Passage:
The EMC had to take data on two targets of opposite polarizations, because
they could not flip the helicity of their muon beam. Nevertheless, they
managed to control the systematic effects of their acceptances, etc. A
discussion of their method is posted on my b1 page
http://twist.phys.virginia.edu/~or/b1/EMC-piegaia_thesis.pdf
The method I suggested is based on the EMC approach,
http://twist.phys.virginia.edu/~or/b1/b1_method.pdf
with the difference being one cup polarized, the other not, and alternating
them during the run, just like the EMC did. Narbe has already done
simulations that show we can cleanly separate the events from each cup, see
http://twist.phys.virginia.edu/~or/b1/zbeam2.eps
(He has many more examples, I'll send links to his plots folder later)
So, my view is that I think the method can achieve the necessary statistical
precision, and I'm not yet convinced that the systematics cannot be
controlled to the corresponding precision.
For example, in the outline of the method I proposed, the \delta pf that is
introduced before eq. (10) is a relative fraction, should really be dpf/pf.
So in eq. (11), the contribution of the dilution factor is suppressed by the
relative error on the packing fraction, which is about 4% for current
experiments (SANE, RSS) and can be made smaller by using targets shaped as
disks, instead of irregular fragments, etc. For an error in f itself ~
0.05*f (RSS achieved 0.047*f), and f=0.3, we have a systematic error on b1
due to f and pf of 0.05*0.3*0.04 = 6E-4. Remember that f and pf are proxies
for the target thickness and unpolarized contributions.
The same kind of relative errors are involved in the propagation of the
differences in charge and acceptance. We need to estimate them
conservatively, following the EMC approach, before reaching conclusions.
Finally, there is the method of taking the ratio sigma_pol/sigma_unpol
discussed in Anklin's and Boeglin's proposal, which could be an alternative
to the EMC method, and could be directly applied to the data taken
simultaneously on polarized+unpolarized cups, as I propose.

Recorded information:
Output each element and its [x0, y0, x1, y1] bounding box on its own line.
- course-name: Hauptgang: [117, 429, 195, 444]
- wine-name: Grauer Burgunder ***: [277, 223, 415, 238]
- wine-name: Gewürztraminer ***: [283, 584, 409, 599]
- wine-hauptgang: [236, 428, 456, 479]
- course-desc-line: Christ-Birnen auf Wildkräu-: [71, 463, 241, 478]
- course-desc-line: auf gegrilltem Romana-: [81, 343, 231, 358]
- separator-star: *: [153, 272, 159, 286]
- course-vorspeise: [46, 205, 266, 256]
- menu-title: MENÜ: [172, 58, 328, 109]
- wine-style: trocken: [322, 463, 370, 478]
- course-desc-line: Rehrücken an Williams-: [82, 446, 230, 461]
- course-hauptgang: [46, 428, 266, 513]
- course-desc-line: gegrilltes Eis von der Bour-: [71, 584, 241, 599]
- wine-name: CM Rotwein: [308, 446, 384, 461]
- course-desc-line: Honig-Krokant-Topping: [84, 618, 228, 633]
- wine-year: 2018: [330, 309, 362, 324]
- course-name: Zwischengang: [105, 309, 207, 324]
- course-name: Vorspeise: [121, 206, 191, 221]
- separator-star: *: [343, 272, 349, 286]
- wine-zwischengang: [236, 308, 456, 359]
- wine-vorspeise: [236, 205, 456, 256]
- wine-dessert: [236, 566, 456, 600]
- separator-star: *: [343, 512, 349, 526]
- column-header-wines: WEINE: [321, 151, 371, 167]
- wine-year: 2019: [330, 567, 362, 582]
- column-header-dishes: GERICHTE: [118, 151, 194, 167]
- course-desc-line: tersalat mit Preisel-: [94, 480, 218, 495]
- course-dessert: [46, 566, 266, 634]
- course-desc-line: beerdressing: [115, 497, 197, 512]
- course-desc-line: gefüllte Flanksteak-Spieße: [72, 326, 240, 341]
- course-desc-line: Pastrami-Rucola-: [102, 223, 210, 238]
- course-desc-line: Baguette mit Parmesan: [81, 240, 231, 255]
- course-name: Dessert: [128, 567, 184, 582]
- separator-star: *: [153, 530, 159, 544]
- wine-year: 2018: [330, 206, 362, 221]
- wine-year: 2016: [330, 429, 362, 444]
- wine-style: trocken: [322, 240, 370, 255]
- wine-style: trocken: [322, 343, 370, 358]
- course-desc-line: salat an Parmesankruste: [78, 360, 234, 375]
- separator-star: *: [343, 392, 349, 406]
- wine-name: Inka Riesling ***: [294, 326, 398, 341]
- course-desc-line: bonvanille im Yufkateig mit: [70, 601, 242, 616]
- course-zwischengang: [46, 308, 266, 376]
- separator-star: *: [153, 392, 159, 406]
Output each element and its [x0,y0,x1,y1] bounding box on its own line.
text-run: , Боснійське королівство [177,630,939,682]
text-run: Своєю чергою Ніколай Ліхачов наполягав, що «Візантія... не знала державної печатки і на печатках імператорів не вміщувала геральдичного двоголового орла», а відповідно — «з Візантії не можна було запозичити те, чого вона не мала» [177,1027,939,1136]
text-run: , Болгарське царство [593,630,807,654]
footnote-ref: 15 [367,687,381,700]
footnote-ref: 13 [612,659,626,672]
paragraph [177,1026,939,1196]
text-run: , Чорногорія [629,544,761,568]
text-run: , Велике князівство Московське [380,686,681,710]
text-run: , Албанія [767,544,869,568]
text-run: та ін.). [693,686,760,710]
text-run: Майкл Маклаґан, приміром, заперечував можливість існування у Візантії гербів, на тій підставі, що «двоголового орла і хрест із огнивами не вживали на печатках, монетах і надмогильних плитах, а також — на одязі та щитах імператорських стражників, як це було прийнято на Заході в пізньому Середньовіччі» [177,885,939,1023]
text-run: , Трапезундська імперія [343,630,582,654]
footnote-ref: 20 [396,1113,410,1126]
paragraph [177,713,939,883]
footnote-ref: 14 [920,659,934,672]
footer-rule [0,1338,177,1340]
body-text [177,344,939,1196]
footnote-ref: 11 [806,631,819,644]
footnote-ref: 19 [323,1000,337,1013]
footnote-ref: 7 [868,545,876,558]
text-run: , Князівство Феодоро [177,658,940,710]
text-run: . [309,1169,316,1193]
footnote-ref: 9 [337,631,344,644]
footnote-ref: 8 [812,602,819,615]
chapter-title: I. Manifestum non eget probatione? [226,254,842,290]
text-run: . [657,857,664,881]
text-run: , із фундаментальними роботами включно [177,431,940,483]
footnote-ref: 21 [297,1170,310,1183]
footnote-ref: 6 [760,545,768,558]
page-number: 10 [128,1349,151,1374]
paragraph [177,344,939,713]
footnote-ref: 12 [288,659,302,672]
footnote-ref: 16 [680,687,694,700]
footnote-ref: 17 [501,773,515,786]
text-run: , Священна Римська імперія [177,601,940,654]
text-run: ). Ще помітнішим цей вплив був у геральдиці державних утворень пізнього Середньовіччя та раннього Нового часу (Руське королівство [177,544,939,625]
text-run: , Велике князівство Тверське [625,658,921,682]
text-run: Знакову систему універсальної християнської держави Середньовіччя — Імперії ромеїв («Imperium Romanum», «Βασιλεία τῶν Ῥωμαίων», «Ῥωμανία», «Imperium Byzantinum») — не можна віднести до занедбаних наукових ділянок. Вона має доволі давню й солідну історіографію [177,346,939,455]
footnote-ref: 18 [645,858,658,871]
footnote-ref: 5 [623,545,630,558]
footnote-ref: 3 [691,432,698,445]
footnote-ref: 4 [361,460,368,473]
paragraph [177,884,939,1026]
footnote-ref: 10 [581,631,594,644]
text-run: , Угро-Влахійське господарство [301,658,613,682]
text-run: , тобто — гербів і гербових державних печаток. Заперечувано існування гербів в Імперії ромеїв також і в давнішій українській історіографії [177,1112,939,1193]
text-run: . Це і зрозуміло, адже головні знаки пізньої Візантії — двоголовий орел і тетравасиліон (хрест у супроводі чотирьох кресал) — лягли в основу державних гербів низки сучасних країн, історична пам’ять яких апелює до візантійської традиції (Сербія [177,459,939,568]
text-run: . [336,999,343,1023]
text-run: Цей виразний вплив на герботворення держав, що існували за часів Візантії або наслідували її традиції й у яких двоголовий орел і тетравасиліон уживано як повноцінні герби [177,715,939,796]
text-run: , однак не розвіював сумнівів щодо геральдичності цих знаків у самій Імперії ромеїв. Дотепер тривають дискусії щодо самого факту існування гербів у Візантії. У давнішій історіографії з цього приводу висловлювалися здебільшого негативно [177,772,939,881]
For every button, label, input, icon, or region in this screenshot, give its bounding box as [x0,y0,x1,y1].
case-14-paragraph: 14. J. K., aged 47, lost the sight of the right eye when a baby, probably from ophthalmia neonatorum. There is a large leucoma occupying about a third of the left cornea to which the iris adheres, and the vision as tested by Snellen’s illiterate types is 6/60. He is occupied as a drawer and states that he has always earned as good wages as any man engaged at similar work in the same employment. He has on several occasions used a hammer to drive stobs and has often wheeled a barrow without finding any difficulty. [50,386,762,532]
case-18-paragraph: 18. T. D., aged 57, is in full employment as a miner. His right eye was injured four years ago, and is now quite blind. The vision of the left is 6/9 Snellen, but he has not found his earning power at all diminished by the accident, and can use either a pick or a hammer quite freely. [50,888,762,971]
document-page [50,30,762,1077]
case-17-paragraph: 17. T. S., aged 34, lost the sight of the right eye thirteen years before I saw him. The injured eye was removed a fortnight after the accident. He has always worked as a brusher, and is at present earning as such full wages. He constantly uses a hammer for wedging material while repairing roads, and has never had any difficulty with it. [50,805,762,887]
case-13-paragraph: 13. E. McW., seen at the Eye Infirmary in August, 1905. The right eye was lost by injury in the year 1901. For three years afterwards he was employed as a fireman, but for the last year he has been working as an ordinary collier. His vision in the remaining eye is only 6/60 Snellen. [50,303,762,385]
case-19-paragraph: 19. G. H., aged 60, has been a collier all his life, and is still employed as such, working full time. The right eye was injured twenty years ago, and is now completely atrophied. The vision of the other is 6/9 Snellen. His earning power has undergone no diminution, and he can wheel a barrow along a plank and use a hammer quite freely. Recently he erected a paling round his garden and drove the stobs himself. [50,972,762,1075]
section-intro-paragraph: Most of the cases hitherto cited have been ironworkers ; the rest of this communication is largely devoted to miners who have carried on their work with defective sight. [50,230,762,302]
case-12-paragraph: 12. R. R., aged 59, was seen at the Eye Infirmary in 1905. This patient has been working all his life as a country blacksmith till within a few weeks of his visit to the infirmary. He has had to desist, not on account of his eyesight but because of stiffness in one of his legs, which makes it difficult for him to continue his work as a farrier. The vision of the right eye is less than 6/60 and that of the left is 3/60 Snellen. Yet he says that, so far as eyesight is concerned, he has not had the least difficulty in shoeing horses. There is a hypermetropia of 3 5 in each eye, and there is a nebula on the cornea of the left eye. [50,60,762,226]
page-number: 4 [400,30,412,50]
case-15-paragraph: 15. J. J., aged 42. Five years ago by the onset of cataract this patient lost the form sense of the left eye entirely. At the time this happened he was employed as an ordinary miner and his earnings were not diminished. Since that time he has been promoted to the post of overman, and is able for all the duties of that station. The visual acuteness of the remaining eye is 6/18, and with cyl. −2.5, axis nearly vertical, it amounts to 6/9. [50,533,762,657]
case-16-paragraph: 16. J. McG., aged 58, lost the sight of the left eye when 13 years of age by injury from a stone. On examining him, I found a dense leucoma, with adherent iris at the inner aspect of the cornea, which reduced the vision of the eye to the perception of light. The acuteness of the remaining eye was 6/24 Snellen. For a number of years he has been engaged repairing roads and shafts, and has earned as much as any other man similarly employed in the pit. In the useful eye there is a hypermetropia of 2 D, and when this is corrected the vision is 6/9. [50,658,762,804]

Task A:
Say whether each statement agrees with the passage on the b1 method. For each, answer yes or no and quote the deciding words from that passage.
(i) The EMC was able to flip the helicity of its muon beam.
(ii) The relative error on the packing fraction is about 4% for current experiments.
(iii) RSS achieved an error in f of 0.047*f.
Task B: Resume the passage on the b1 method, starting after its last sentence.

Result A:
(i) No: "they could not flip the helicity of their muon beam"
(ii) Yes: "which is about 4% for current experiments (SANE, RSS)"
(iii) Yes: "(RSS achieved 0.047*f)"

Result B:
Cheers,
Oscar
On Thu, 18 Apr 2013 18:21:54 -0400
"Simonetta Liuti" <sl4y at cms.mail.virginia.edu> wrote:
> Hi All,
>
> even if higher twists are negligible, I am skeptical of the Jaffe et al.
>formulae for extracting b_1 (Chapter 6).
>
> In fact, I checked that the observable is OK in the sense that they are
>referring to the electron beam (and not the virtual photon).
>
> However, I expect systematic errors to be very big. The "polarized cross
>sections" observables can be obtained with two separate measurements. A
>polarized spin 1 target one, and an unpolarized one. The two measurements
>have to be carried out separately, just to be clear. And this is going to
>impact the systematics.
> This is exactly why Hermes came up with A_zz which only involves target
>polarization.
> I do not see the advantage of going back to Section 6 of Jaffe et al.,
>while one could do something new and exciting measuring deuteron DVCS
>asymmetries.
>
> However...please let me know what you think.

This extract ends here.